[Collection entries]

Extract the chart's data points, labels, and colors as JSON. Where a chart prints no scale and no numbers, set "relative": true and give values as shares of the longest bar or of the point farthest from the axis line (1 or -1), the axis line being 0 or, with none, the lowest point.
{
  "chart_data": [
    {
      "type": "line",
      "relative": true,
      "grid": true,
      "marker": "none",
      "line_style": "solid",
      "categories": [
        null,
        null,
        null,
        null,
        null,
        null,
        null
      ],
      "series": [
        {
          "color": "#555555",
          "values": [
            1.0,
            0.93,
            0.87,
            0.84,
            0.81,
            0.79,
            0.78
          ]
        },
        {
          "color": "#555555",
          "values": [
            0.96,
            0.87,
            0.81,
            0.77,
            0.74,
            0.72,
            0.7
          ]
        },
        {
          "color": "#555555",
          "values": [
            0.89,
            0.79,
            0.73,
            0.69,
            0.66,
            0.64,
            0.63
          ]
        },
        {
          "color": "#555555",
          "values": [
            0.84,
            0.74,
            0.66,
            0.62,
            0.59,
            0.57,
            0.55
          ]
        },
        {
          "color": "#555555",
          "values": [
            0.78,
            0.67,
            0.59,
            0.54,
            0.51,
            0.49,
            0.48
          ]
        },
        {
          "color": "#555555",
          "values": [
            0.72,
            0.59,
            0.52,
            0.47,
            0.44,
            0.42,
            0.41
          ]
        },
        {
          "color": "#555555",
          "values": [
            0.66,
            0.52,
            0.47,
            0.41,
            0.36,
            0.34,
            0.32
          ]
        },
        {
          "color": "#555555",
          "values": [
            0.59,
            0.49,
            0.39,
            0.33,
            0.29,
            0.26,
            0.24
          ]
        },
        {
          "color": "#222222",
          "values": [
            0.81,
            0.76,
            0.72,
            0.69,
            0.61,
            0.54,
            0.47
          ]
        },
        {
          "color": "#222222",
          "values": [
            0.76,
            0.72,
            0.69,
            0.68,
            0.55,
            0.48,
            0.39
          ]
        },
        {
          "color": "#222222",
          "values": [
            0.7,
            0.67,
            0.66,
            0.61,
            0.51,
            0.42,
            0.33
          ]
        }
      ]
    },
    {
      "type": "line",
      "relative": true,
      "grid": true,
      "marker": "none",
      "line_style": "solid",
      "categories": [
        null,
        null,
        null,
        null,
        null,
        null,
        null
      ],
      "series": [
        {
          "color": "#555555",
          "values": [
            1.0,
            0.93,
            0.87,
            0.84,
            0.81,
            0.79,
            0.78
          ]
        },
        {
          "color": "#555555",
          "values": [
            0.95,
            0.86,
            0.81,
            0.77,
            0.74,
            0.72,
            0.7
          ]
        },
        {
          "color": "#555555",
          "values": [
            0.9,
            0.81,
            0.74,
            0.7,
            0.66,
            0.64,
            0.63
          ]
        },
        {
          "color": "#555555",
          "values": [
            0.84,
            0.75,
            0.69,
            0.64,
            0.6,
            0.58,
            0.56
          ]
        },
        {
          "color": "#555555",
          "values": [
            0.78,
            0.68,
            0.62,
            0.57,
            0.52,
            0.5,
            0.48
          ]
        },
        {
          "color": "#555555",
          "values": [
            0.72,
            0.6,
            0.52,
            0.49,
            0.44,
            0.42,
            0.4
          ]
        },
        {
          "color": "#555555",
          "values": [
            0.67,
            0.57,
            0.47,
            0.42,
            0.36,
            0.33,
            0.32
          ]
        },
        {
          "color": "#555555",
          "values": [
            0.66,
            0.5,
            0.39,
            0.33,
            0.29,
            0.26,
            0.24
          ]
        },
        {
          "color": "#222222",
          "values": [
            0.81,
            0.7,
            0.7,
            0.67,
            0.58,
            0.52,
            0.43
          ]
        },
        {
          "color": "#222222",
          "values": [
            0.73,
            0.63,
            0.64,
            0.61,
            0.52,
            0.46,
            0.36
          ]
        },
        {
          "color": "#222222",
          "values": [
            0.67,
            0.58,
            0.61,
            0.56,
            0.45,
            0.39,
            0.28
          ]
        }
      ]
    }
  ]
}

THE REQUEST - Copy out the data shown above without altering anything.

WRITTEN SOLUTION -
Extract the chart's data points, labels, and colors as JSON. Where a chart prints no scale and no numbers, set "relative": true and give values as shares of the longest bar or of the point farthest from the axis line (1 or -1), the axis line being 0 or, with none, the lowest point.
{
  "chart_data": [
    {
      "type": "line",
      "relative": true,
      "grid": true,
      "marker": "none",
      "line_style": "solid",
      "categories": [
        null,
        null,
        null,
        null,
        null,
        null,
        null
      ],
      "series": [
        {
          "color": "#555555",
          "values": [
            1.0,
            0.93,
            0.87,
            0.84,
            0.81,
            0.79,
            0.78
          ]
        },
        {
          "color": "#555555",
          "values": [
            0.96,
            0.87,
            0.81,
            0.77,
            0.74,
            0.72,
            0.7
          ]
        },
        {
          "color": "#555555",
          "values": [
            0.89,
            0.79,
            0.73,
            0.69,
            0.66,
            0.64,
            0.63
          ]
        },
        {
          "color": "#555555",
          "values": [
            0.84,
            0.74,
            0.66,
            0.62,
            0.59,
            0.57,
            0.55
          ]
        },
        {
          "color": "#555555",
          "values": [
            0.78,
            0.67,
            0.59,
            0.54,
            0.51,
            0.49,
            0.48
          ]
        },
        {
          "color": "#555555",
          "values": [
            0.72,
            0.59,
            0.52,
            0.47,
            0.44,
            0.42,
            0.41
          ]
        },
        {
          "color": "#555555",
          "values": [
            0.66,
            0.52,
            0.47,
            0.41,
            0.36,
            0.34,
            0.32
          ]
        },
        {
          "color": "#555555",
          "values": [
            0.59,
            0.49,
            0.39,
            0.33,
            0.29,
            0.26,
            0.24
          ]
        },
        {
          "color": "#222222",
          "values": [
            0.81,
            0.76,
            0.72,
            0.69,
            0.61,
            0.54,
            0.47
          ]
        },
        {
          "color": "#222222",
          "values": [
            0.76,
            0.72,
            0.69,
            0.68,
            0.55,
            0.48,
            0.39
          ]
        },
        {
          "color": "#222222",
          "values": [
            0.7,
            0.67,
            0.66,
            0.61,
            0.51,
            0.42,
            0.33
          ]
        }
      ]
    },
    {
      "type": "line",
      "relative": true,
      "grid": true,
      "marker": "none",
      "line_style": "solid",
      "categories": [
        null,
        null,
        null,
        null,
        null,
        null,
        null
      ],
      "series": [
        {
          "color": "#555555",
          "values": [
            1.0,
            0.93,
            0.87,
            0.84,
            0.81,
            0.79,
            0.78
          ]
        },
        {
          "color": "#555555",
          "values": [
            0.95,
            0.86,
            0.81,
            0.77,
            0.74,
            0.72,
            0.7
          ]
        },
        {
          "color": "#555555",
          "values": [
            0.9,
            0.81,
            0.74,
            0.7,
            0.66,
            0.64,
            0.63
          ]
        },
        {
          "color": "#555555",
          "values": [
            0.84,
            0.75,
            0.69,
            0.64,
            0.6,
            0.58,
            0.56
          ]
        },
        {
          "color": "#555555",
          "values": [
            0.78,
            0.68,
            0.62,
            0.57,
            0.52,
            0.5,
            0.48
          ]
        },
        {
          "color": "#555555",
          "values": [
            0.72,
            0.6,
            0.52,
            0.49,
            0.44,
            0.42,
            0.4
          ]
        },
        {
          "color": "#555555",
          "values": [
            0.67,
            0.57,
            0.47,
            0.42,
            0.36,
            0.33,
            0.32
          ]
        },
        {
          "color": "#555555",
          "values": [
            0.66,
            0.5,
            0.39,
            0.33,
            0.29,
            0.26,
            0.24
          ]
        },
        {
          "color": "#222222",
          "values": [
            0.81,
            0.7,
            0.7,
            0.67,
            0.58,
            0.52,
            0.43
          ]
        },
        {
          "color": "#222222",
          "values": [
            0.73,
            0.63,
            0.64,
            0.61,
            0.52,
            0.46,
            0.36
          ]
        },
        {
          "color": "#222222",
          "values": [
            0.67,
            0.58,
            0.61,
            0.56,
            0.45,
            0.39,
            0.28
          ]
        }
      ]
    }
  ]
}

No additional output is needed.